#### THE REQUEST
Would it be possible to write out each entry below exactly, without the pictures?

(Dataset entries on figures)

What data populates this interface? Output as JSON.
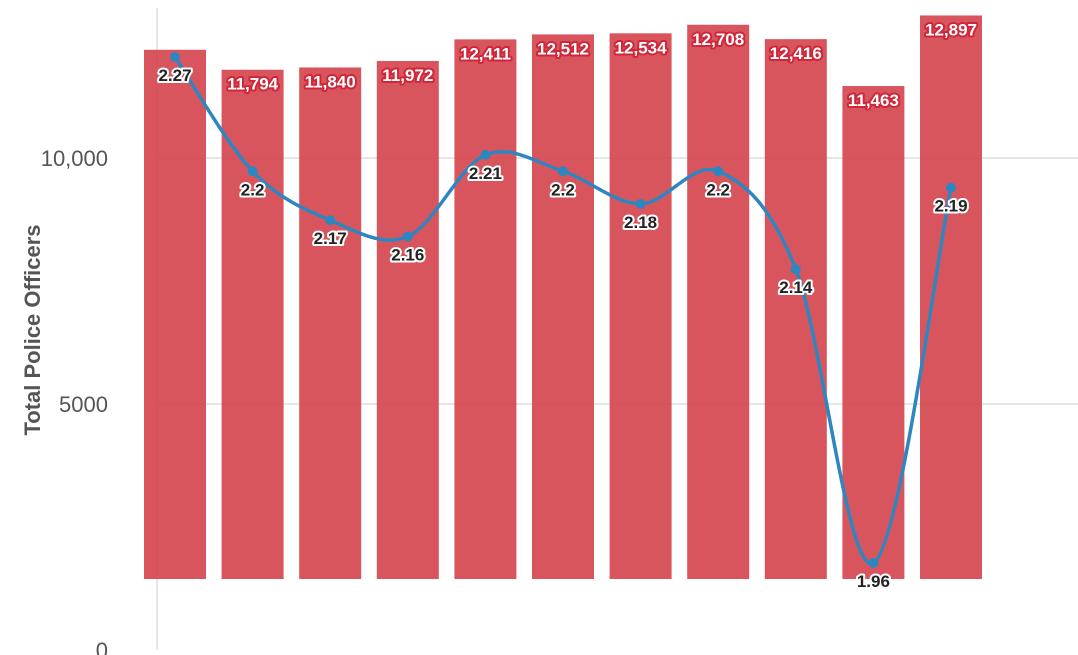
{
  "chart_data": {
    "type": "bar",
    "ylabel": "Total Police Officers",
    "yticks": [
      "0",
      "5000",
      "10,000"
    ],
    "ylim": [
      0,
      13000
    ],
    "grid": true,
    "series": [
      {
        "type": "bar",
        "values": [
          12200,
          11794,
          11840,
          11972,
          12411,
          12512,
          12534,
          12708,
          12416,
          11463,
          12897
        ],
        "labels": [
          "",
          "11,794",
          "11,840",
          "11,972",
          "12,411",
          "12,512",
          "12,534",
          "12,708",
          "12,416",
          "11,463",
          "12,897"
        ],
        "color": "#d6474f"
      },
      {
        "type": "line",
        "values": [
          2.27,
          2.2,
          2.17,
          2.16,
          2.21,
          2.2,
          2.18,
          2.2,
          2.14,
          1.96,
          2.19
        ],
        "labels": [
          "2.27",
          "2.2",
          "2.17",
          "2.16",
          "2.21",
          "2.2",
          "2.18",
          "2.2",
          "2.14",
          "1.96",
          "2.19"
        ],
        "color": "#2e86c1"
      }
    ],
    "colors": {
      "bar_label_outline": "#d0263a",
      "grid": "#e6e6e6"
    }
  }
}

#### SOLUTION FOR THIS PROBLEM
What data populates this interface? Output as JSON.
{
  "chart_data": {
    "type": "bar",
    "ylabel": "Total Police Officers",
    "yticks": [
      "0",
      "5000",
      "10,000"
    ],
    "ylim": [
      0,
      13000
    ],
    "grid": true,
    "series": [
      {
        "type": "bar",
        "values": [
          12200,
          11794,
          11840,
          11972,
          12411,
          12512,
          12534,
          12708,
          12416,
          11463,
          12897
        ],
        "labels": [
          "",
          "11,794",
          "11,840",
          "11,972",
          "12,411",
          "12,512",
          "12,534",
          "12,708",
          "12,416",
          "11,463",
          "12,897"
        ],
        "color": "#d6474f"
      },
      {
        "type": "line",
        "values": [
          2.27,
          2.2,
          2.17,
          2.16,
          2.21,
          2.2,
          2.18,
          2.2,
          2.14,
          1.96,
          2.19
        ],
        "labels": [
          "2.27",
          "2.2",
          "2.17",
          "2.16",
          "2.21",
          "2.2",
          "2.18",
          "2.2",
          "2.14",
          "1.96",
          "2.19"
        ],
        "color": "#2e86c1"
      }
    ],
    "colors": {
      "bar_label_outline": "#d0263a",
      "grid": "#e6e6e6"
    }
  }
}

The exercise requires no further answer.